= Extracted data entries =
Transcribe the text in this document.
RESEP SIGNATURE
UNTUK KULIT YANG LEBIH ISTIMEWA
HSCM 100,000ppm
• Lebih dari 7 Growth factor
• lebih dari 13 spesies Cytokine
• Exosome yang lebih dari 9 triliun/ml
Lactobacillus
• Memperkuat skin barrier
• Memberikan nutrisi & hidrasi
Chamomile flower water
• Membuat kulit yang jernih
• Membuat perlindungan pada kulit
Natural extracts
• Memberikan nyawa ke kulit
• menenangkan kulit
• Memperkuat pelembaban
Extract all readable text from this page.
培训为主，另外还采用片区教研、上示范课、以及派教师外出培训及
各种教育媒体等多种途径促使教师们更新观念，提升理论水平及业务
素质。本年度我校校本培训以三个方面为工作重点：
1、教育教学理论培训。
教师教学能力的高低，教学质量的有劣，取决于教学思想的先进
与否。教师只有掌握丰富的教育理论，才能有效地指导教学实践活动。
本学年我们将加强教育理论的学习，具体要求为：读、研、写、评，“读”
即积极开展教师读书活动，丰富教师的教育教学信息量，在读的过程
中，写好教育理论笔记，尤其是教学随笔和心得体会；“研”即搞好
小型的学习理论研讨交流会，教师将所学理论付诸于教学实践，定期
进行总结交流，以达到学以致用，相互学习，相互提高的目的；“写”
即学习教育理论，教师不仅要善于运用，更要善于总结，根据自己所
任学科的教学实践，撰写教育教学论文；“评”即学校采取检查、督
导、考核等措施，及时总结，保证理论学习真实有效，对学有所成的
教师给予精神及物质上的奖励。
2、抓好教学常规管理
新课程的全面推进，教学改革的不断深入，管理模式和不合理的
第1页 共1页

= Objective =
Scan the material line by line and report each one that contains "dari".

= Expected answer =
• Lebih dari 7 Growth factor
• lebih dari 13 spesies Cytokine
• Exosome yang lebih dari 9 triliun/ml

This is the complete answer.